TO BE DONE:
Using the data below, copy every line that contains the word "在表名后部标注有".
--- Begin ---
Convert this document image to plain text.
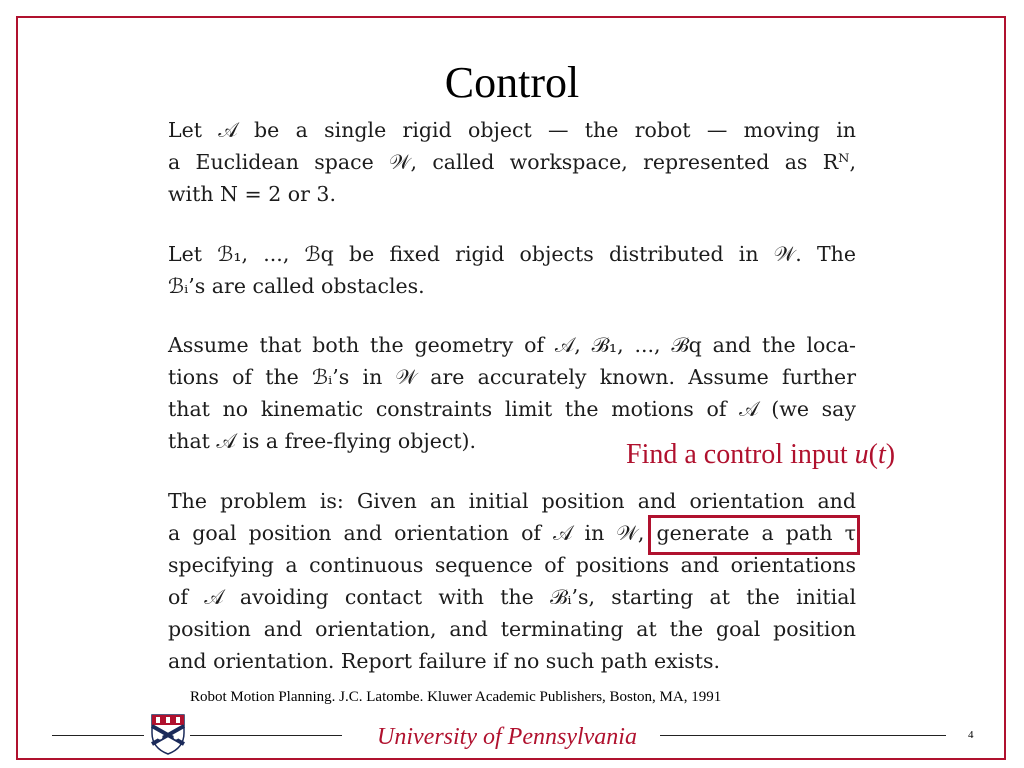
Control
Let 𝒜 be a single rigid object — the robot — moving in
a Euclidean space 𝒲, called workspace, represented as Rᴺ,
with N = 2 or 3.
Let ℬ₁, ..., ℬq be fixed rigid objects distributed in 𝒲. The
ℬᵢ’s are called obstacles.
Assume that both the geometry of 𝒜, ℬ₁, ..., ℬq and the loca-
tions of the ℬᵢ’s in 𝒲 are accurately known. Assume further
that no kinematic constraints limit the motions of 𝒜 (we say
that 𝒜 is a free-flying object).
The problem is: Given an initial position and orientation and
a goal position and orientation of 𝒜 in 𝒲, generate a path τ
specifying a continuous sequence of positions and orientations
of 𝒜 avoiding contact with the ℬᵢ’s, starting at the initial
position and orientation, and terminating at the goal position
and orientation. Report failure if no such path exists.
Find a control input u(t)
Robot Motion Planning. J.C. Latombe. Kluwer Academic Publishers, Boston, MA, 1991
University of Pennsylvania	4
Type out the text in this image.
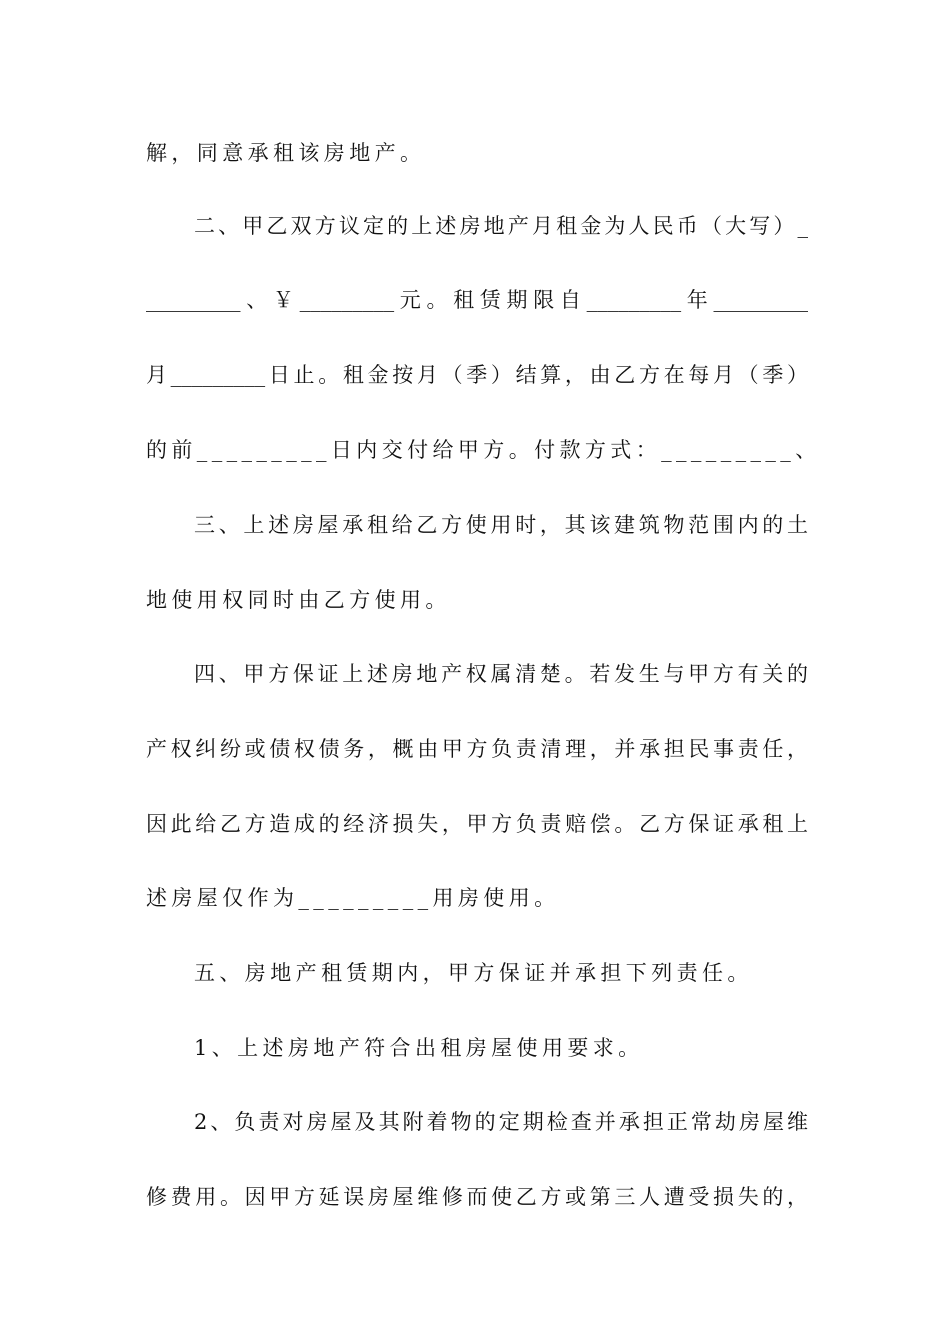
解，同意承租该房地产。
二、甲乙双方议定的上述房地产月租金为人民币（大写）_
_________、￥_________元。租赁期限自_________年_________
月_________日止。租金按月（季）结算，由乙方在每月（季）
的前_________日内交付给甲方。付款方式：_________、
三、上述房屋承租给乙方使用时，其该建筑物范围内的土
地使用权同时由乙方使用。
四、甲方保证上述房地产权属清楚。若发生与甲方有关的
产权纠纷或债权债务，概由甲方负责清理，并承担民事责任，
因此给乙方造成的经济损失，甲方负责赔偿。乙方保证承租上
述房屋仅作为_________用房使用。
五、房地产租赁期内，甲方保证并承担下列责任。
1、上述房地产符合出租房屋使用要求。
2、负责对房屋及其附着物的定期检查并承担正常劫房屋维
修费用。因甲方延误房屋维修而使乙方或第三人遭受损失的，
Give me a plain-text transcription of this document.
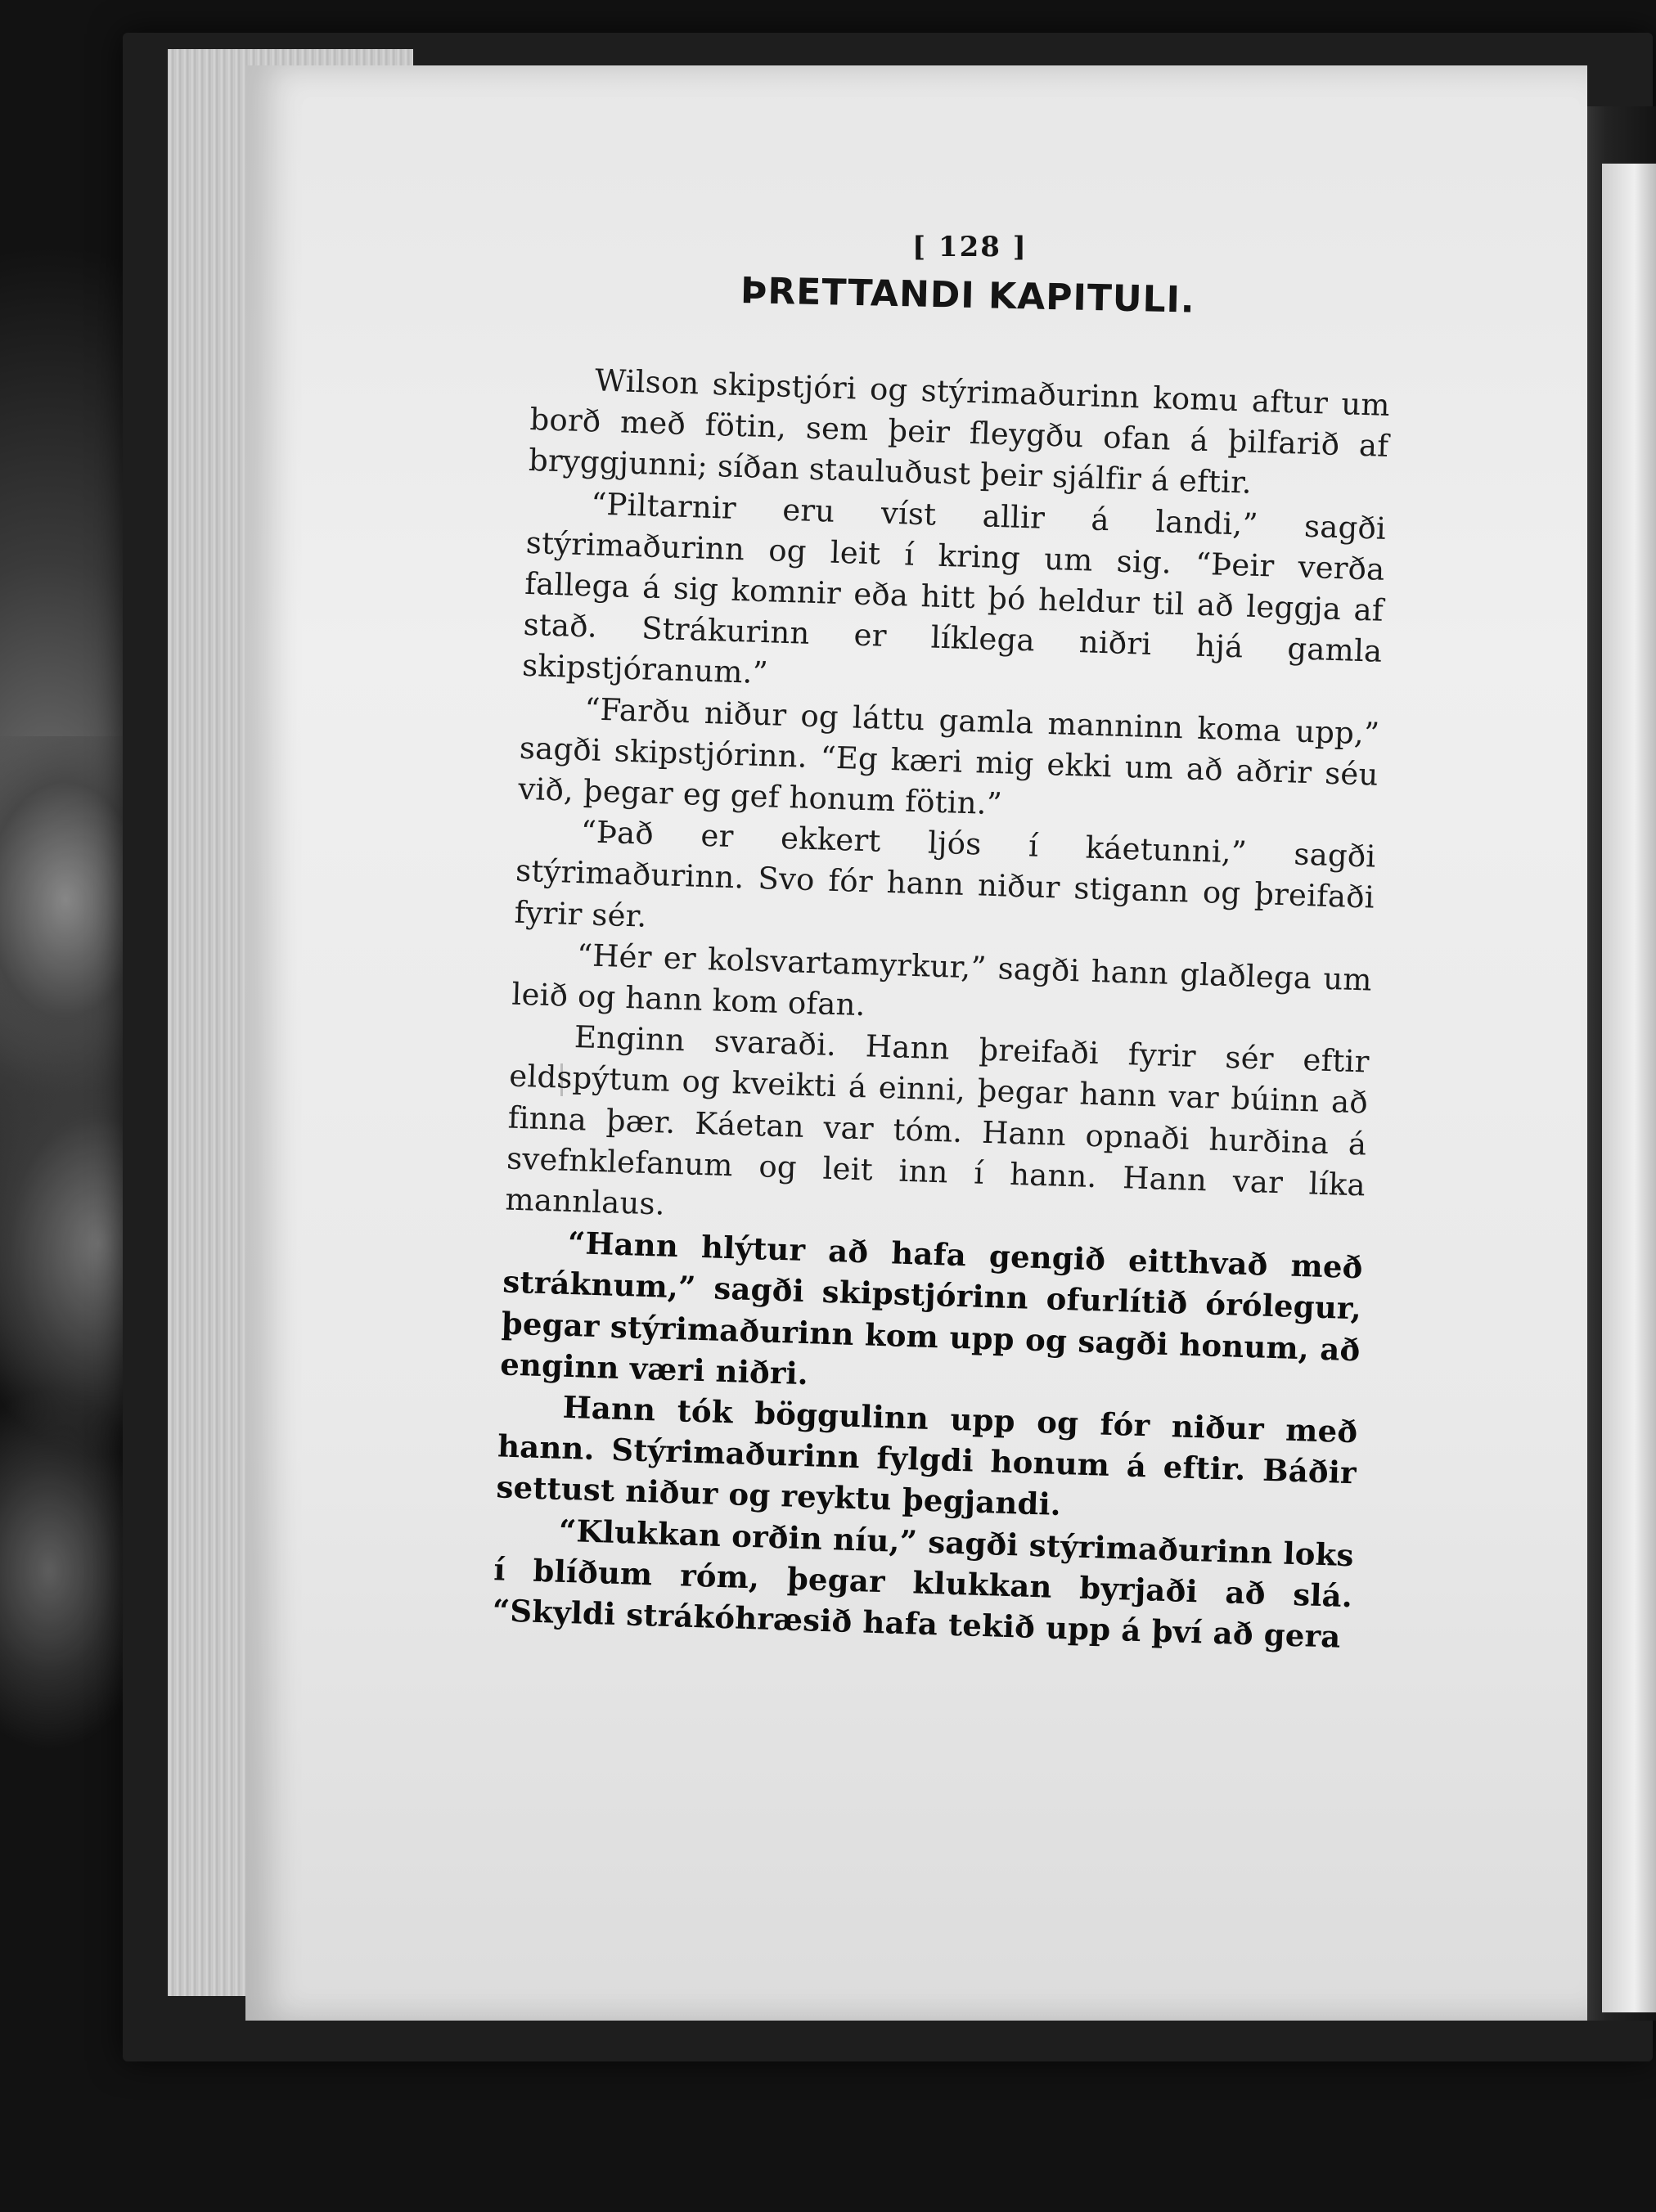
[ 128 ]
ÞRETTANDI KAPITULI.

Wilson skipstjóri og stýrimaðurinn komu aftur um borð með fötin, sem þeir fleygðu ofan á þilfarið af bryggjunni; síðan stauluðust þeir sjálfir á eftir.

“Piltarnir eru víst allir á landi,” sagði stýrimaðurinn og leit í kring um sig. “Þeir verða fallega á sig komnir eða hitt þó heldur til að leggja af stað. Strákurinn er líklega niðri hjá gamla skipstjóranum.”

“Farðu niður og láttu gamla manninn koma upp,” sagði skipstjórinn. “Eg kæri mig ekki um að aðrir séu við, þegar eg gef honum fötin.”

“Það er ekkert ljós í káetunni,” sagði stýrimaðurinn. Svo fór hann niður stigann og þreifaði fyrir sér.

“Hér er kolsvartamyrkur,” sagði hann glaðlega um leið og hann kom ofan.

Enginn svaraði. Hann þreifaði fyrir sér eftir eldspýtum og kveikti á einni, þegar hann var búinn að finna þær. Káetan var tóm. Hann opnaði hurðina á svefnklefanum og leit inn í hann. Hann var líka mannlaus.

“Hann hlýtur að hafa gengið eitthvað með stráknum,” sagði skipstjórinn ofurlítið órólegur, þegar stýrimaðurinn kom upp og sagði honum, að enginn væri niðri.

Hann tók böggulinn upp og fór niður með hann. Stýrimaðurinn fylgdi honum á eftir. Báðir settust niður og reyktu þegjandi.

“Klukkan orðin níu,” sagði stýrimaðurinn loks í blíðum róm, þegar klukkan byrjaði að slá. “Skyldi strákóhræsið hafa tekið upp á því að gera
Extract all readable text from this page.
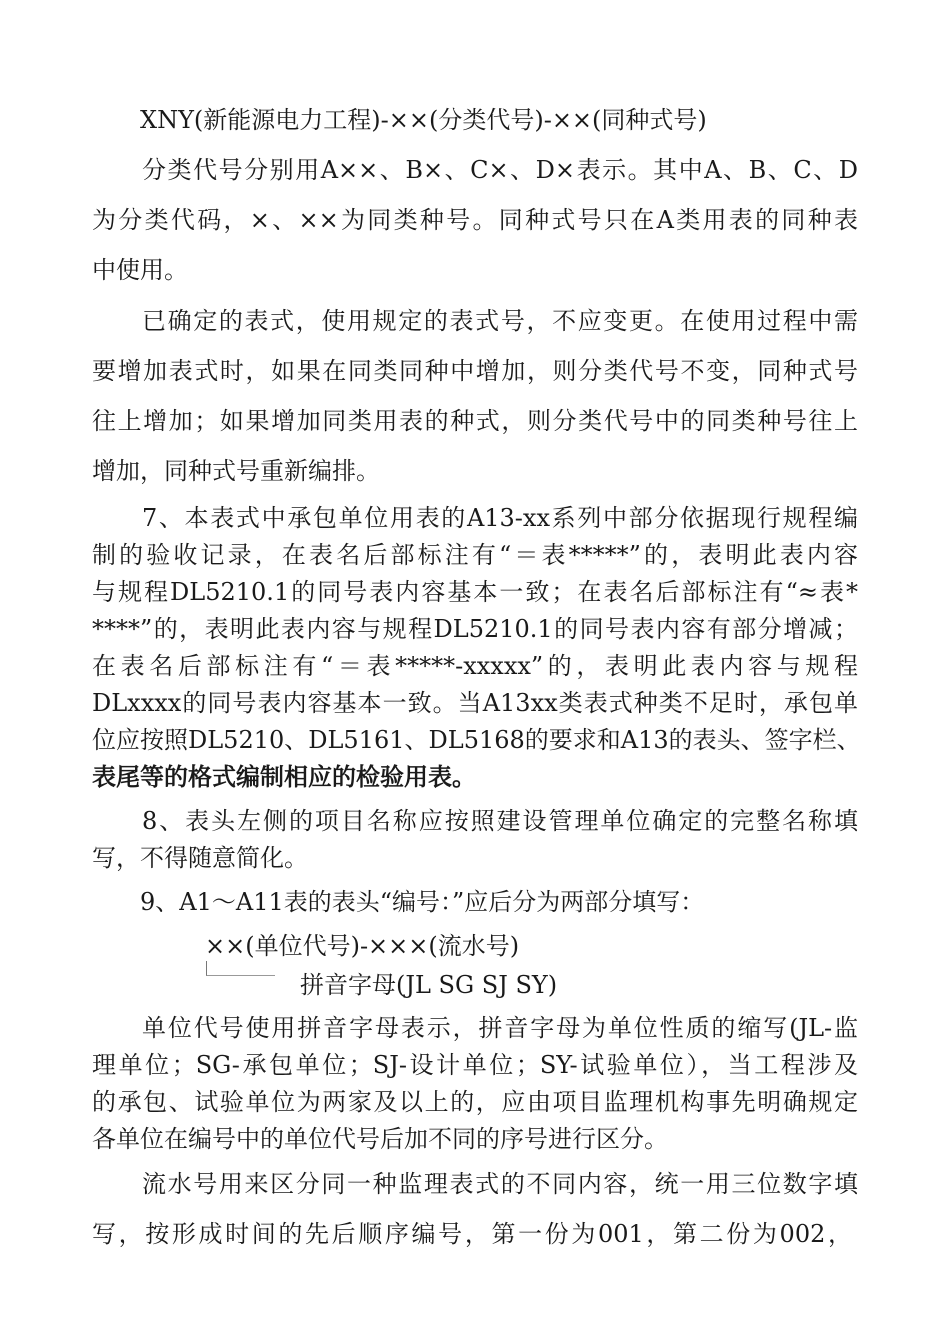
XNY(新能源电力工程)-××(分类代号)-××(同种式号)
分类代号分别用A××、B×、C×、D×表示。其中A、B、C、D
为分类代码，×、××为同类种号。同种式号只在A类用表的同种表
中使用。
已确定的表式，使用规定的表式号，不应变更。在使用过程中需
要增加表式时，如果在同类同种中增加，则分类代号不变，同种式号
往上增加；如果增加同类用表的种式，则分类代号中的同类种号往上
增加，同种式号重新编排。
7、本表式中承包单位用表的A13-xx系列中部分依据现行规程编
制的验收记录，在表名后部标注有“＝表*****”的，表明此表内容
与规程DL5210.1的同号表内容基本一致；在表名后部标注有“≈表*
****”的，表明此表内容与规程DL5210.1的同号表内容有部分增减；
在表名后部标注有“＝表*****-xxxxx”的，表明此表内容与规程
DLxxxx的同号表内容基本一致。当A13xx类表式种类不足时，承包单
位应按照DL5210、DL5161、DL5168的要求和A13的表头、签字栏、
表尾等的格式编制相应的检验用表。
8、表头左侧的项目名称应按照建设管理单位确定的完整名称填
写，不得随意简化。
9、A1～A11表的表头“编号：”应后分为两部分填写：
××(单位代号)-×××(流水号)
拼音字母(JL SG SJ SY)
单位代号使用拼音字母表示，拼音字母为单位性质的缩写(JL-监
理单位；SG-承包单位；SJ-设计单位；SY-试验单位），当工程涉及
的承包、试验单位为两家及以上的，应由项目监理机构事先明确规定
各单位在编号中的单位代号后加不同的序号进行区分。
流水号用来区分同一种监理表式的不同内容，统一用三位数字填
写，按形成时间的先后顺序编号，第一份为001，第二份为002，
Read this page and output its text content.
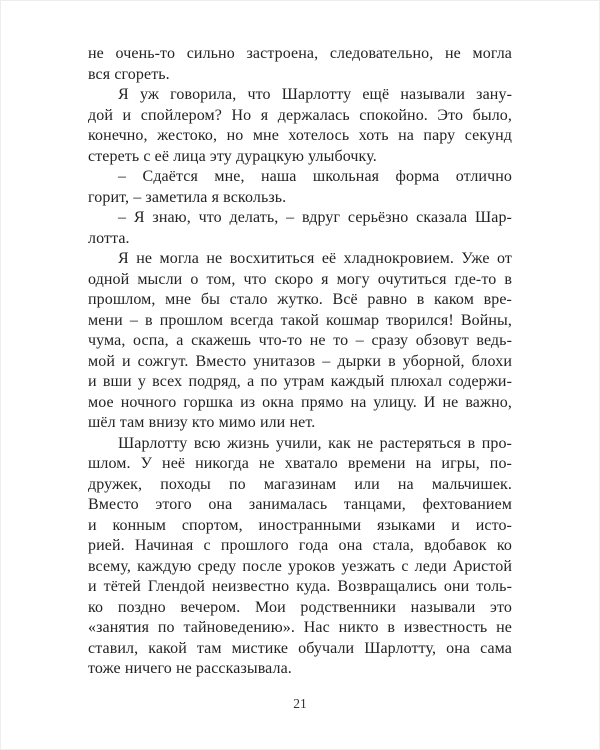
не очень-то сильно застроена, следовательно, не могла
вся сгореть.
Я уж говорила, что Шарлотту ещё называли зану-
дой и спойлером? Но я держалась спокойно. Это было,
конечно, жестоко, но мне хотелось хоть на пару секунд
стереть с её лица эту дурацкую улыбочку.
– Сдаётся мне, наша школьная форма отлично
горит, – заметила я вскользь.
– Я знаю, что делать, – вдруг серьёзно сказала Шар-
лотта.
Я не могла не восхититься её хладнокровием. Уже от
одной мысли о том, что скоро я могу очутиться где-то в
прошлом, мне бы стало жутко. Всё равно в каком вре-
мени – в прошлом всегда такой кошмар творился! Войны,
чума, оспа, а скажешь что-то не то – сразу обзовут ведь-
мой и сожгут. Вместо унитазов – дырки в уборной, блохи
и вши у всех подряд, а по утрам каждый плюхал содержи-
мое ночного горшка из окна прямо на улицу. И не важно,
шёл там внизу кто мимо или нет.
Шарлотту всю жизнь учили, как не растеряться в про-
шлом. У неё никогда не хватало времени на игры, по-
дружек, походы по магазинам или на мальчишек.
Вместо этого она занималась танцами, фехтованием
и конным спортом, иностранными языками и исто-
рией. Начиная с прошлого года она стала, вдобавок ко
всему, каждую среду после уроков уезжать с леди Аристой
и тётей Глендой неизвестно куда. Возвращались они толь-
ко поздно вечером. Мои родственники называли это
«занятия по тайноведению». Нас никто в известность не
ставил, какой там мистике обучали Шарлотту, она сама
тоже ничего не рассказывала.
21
--- End ---
SOLUTION BELOW:
制的验收记录，在表名后部标注有“＝表*****”的，表明此表内容
与规程DL5210.1的同号表内容基本一致；在表名后部标注有“≈表*
在表名后部标注有“＝表*****-xxxxx”的，表明此表内容与规程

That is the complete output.